--- begin Data entries ---
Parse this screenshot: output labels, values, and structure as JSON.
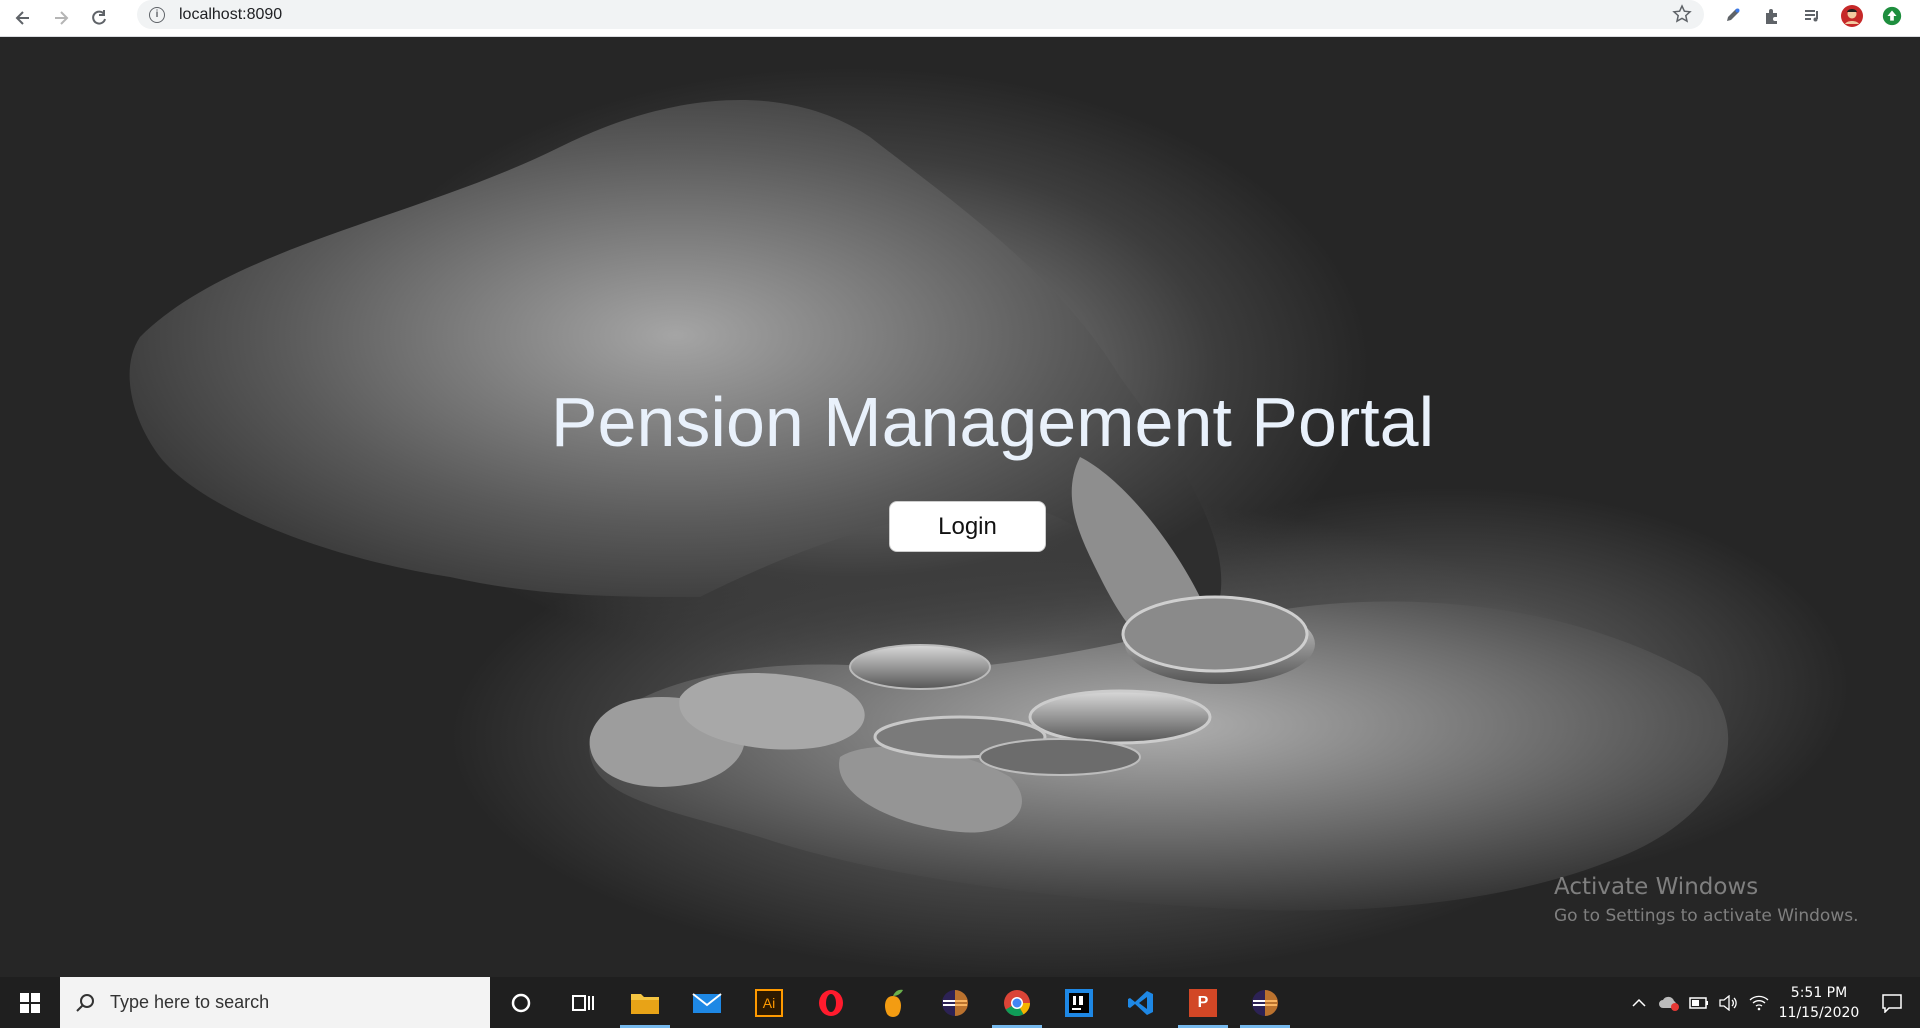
{
  "browser": {
    "url": "localhost:8090"
  },
  "hero": {
    "title": "Pension Management Portal",
    "login_label": "Login"
  },
  "watermark": {
    "line1": "Activate Windows",
    "line2": "Go to Settings to activate Windows."
  },
  "taskbar": {
    "search_placeholder": "Type here to search",
    "apps": [
      "file-explorer",
      "mail",
      "illustrator",
      "opera",
      "fruity-loops",
      "eclipse",
      "chrome",
      "intellij",
      "vscode",
      "powerpoint",
      "eclipse-2"
    ],
    "app_ai_label": "Ai",
    "app_ppt_label": "P",
    "clock": {
      "time": "5:51 PM",
      "date": "11/15/2020"
    }
  },
  "colors": {
    "accent": "#76b9ed",
    "title_text": "#e9f1fb",
    "taskbar_bg": "#1f1f1f"
  }
}
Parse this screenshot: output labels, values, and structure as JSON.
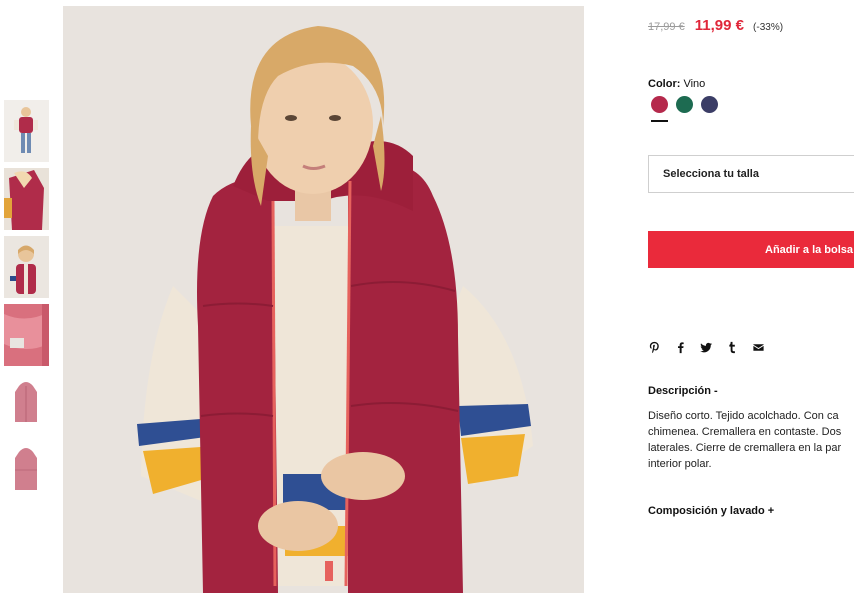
--- end Data entries ---
## Exercise prompt
Transcribe the records above exactly, leaving out every picture.

## Task output
Parse this screenshot: output labels, values, and structure as JSON.
{
  "browser": {
    "url": "localhost:8090"
  },
  "hero": {
    "title": "Pension Management Portal",
    "login_label": "Login"
  },
  "watermark": {
    "line1": "Activate Windows",
    "line2": "Go to Settings to activate Windows."
  },
  "taskbar": {
    "search_placeholder": "Type here to search",
    "apps": [
      "file-explorer",
      "mail",
      "illustrator",
      "opera",
      "fruity-loops",
      "eclipse",
      "chrome",
      "intellij",
      "vscode",
      "powerpoint",
      "eclipse-2"
    ],
    "app_ai_label": "Ai",
    "app_ppt_label": "P",
    "clock": {
      "time": "5:51 PM",
      "date": "11/15/2020"
    }
  },
  "colors": {
    "accent": "#76b9ed",
    "title_text": "#e9f1fb",
    "taskbar_bg": "#1f1f1f"
  }
}
Parse this screenshot: output labels, values, and structure as JSON.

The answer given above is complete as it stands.